### [Tâche]
Retapez à l'identique le passage de la page sur la respiration chamanique qui s'ouvre sur les mots contenant « Cet exercice de » et se clôt sur « voyage au tambour. ».

Cet exercice de respiration chamanique s’est tenu au printemps, en banlieue de Lyon, dans un grand loft industriel, le plus souvent loué comme salle de danse ou de réception. « En modulant le souffle jusqu’à l’hyperventilation, le cerveau bascule en mode sommeil, sauf qu’on est réveillés », explique Charlotte Hoefman. Sourire serein et cheveux bruns, la jeune femme de 32 ans anime des retraites qui mêlent yoga, chant de mantras et techniques chamaniques comme la respiration ou le voyage au tambour.
Des « outils » découverts dans sa vingtaine, à la suite du décès brutal de son père. Fraîchement diplômée de Sciences Po Lyon, Charlotte Hoefman entre alors en état de sidération. Pendant six mois, elle est clouée au lit. Puis finit par acheter un aller simple pour le Népal et voyage deux ans durant. Elle gravit des sommets de plus de 5 000 mètres, découvre le yoga en Inde et le chamanisme en Mongolie, où elle entre en transe, portée par le son du tambour. « Mes mâchoires claquaient, mes paupières se sont révulsées, j’ai pris peur. Plus tard seulement j’ai appris que certains sons nous font basculer dans un état modifié de conscience, un sujet qui fait l’objet d’investigations scientifiques. Ça m’a rassurée et passionnée. »

### [Données enregistrées]
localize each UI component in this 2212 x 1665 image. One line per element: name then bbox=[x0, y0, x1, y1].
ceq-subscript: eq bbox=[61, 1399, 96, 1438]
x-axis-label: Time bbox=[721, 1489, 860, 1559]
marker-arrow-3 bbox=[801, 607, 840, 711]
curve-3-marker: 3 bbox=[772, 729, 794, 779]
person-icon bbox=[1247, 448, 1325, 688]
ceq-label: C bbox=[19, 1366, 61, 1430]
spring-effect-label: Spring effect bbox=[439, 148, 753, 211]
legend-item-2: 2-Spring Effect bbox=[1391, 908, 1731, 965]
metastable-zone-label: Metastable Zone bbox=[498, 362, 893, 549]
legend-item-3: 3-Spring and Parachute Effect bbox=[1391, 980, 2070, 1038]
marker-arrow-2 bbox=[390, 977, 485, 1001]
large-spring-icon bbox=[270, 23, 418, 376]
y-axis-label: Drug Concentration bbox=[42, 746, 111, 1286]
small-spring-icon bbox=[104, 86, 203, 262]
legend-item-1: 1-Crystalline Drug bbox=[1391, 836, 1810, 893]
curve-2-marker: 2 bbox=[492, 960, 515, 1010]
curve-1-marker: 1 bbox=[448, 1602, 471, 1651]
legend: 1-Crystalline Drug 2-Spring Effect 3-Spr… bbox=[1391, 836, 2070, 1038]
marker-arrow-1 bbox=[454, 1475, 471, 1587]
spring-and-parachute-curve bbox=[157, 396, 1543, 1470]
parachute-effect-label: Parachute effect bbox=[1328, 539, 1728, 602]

### [Réponse]
Cet exercice de respiration chamanique s’est tenu au printemps, en banlieue de Lyon, dans un grand loft industriel, le plus souvent loué comme salle de danse ou de réception. « En modulant le souffle jusqu’à l’hyperventilation, le cerveau bascule en mode sommeil, sauf qu’on est réveillés », explique Charlotte Hoefman. Sourire serein et cheveux bruns, la jeune femme de 32 ans anime des retraites qui mêlent yoga, chant de mantras et techniques chamaniques comme la respiration ou le voyage au tambour.